#### BRIEF:
Copy out every record below exactly as written, but leave out any pictures.

#### RECORDS TO USE:
────

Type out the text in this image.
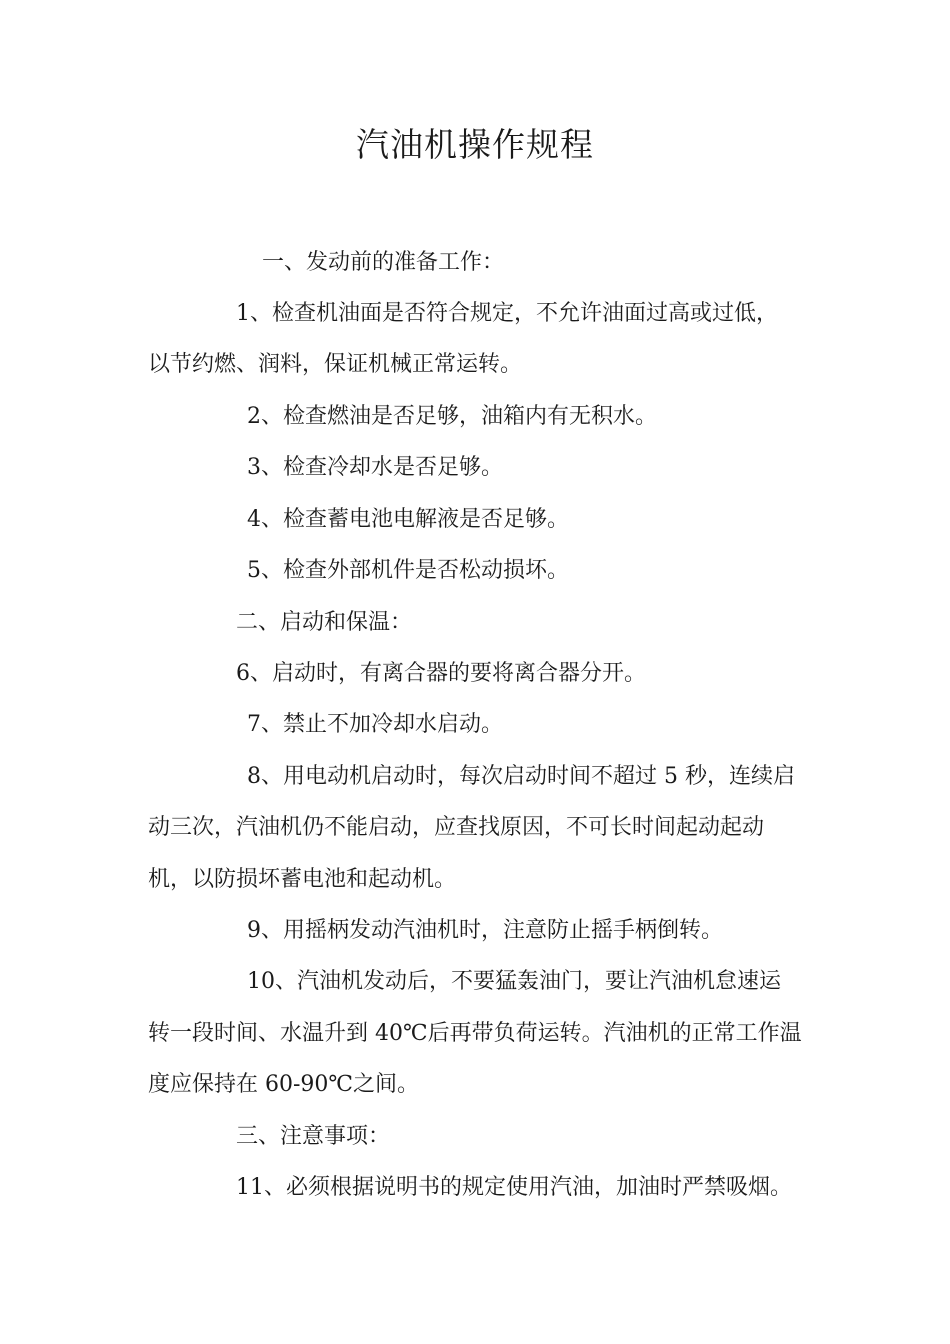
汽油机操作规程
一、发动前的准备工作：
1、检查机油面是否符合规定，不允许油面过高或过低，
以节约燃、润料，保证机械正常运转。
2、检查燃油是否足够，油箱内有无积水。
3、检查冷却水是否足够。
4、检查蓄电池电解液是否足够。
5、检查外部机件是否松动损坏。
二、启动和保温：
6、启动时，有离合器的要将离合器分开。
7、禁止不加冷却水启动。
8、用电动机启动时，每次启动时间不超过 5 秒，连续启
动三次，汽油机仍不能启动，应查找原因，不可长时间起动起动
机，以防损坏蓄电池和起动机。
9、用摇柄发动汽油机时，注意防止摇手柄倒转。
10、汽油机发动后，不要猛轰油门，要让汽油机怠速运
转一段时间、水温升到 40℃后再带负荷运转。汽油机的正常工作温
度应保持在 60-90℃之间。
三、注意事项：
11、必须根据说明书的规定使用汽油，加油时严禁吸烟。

────

#### THE OUTPUT:
Type out the text in this image.
汽油机操作规程
一、发动前的准备工作：
1、检查机油面是否符合规定，不允许油面过高或过低，
以节约燃、润料，保证机械正常运转。
2、检查燃油是否足够，油箱内有无积水。
3、检查冷却水是否足够。
4、检查蓄电池电解液是否足够。
5、检查外部机件是否松动损坏。
二、启动和保温：
6、启动时，有离合器的要将离合器分开。
7、禁止不加冷却水启动。
8、用电动机启动时，每次启动时间不超过 5 秒，连续启
动三次，汽油机仍不能启动，应查找原因，不可长时间起动起动
机，以防损坏蓄电池和起动机。
9、用摇柄发动汽油机时，注意防止摇手柄倒转。
10、汽油机发动后，不要猛轰油门，要让汽油机怠速运
转一段时间、水温升到 40℃后再带负荷运转。汽油机的正常工作温
度应保持在 60-90℃之间。
三、注意事项：
11、必须根据说明书的规定使用汽油，加油时严禁吸烟。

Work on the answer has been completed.